**What the task requires:** Out of the lines below, please list those that hold the string "expansion".

**Given records:**
──────
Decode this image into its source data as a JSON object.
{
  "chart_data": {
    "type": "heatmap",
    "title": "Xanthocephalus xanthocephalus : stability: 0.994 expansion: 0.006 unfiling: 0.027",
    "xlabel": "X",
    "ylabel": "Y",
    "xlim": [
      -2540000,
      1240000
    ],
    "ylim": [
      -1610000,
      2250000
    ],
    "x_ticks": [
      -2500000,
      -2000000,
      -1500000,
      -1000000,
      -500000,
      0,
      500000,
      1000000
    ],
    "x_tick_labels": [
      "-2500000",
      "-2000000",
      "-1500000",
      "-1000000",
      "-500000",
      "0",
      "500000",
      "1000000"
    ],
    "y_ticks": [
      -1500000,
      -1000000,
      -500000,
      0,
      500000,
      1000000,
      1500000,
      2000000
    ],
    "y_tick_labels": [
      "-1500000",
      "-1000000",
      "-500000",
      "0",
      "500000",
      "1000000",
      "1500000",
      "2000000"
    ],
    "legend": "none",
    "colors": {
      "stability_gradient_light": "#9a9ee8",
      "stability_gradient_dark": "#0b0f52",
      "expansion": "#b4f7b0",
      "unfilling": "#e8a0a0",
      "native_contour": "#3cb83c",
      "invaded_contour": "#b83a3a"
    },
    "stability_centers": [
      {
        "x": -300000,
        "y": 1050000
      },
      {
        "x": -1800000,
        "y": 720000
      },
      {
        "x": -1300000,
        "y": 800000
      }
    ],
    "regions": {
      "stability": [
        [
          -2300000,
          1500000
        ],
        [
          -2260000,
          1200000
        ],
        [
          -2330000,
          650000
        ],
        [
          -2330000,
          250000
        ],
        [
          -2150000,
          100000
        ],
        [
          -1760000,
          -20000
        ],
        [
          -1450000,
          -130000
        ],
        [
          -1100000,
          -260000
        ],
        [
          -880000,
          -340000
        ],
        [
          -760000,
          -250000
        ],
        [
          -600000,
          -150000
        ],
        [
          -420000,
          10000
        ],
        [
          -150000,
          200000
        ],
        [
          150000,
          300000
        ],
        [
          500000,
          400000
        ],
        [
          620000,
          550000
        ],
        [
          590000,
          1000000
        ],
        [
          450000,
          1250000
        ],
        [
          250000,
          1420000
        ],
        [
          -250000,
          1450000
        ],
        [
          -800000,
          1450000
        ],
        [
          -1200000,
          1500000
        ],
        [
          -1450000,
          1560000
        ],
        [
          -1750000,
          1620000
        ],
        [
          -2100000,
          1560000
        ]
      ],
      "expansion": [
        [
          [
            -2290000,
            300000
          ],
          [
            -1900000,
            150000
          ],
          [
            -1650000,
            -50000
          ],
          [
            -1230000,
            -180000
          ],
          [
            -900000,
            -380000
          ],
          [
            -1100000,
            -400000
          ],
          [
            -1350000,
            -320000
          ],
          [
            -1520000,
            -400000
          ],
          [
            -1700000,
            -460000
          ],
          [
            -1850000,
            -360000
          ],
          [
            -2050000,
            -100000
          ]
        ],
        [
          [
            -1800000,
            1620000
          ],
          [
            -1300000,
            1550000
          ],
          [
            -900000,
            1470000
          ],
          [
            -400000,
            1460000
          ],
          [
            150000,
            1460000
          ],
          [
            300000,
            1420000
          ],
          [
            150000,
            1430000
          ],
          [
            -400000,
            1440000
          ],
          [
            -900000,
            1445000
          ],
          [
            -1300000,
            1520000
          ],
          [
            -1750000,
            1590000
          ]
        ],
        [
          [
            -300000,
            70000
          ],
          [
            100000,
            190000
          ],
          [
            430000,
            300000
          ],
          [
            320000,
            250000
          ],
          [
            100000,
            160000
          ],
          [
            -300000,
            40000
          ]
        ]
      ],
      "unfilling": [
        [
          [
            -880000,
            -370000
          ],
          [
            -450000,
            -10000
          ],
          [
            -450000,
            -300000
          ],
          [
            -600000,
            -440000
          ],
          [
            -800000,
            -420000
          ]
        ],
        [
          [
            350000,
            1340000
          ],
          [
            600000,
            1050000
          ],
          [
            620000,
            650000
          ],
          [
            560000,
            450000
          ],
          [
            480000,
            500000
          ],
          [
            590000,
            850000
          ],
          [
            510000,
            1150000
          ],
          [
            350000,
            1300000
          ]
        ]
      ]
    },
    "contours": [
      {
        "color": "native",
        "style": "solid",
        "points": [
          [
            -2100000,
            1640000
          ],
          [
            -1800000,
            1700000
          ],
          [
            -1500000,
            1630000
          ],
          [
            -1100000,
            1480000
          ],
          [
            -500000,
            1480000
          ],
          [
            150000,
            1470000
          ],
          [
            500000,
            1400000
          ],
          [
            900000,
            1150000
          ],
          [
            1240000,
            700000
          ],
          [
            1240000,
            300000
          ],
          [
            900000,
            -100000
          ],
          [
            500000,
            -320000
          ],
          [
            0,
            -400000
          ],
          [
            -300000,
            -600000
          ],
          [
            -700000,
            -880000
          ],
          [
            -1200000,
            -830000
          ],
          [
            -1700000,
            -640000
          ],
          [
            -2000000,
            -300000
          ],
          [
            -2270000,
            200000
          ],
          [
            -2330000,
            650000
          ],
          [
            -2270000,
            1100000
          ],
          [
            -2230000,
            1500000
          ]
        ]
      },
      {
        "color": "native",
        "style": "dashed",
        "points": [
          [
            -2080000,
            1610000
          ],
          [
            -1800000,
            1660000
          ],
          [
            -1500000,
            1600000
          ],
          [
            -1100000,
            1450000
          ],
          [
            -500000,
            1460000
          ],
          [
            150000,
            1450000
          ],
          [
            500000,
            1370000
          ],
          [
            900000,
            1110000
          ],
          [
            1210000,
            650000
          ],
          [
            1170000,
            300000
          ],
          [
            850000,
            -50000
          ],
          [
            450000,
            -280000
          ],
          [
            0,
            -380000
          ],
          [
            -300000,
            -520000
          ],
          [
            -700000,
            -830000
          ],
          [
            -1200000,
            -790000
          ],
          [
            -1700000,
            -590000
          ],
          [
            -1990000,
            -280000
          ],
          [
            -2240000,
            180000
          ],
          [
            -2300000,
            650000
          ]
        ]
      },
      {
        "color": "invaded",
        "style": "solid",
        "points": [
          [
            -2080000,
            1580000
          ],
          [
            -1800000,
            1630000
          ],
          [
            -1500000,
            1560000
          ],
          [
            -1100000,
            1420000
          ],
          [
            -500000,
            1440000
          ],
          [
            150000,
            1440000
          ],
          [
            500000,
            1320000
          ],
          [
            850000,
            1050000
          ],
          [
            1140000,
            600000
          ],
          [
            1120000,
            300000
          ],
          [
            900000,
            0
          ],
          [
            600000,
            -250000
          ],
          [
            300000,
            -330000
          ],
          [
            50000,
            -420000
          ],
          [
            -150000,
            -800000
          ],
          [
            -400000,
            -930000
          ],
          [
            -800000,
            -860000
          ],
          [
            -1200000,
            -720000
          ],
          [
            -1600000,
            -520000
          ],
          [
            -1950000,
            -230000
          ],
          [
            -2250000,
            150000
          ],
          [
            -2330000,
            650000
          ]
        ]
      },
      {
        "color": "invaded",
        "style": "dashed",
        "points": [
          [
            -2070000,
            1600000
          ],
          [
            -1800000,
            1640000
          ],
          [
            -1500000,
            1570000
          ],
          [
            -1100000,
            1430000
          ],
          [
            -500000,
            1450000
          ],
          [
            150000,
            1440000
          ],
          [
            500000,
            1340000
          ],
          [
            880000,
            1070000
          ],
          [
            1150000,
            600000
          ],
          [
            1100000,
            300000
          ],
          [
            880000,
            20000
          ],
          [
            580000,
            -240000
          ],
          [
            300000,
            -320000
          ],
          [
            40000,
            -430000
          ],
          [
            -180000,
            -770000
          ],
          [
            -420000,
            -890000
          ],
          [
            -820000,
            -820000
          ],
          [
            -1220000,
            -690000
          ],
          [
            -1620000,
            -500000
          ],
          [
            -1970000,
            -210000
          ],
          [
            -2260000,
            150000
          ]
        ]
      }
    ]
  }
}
──────
**Response to the task:**
    "title": "Xanthocephalus xanthocephalus : stability: 0.994 expansion: 0.006 unfiling: 0.027",
      "expansion": "#b4f7b0",
      "expansion": [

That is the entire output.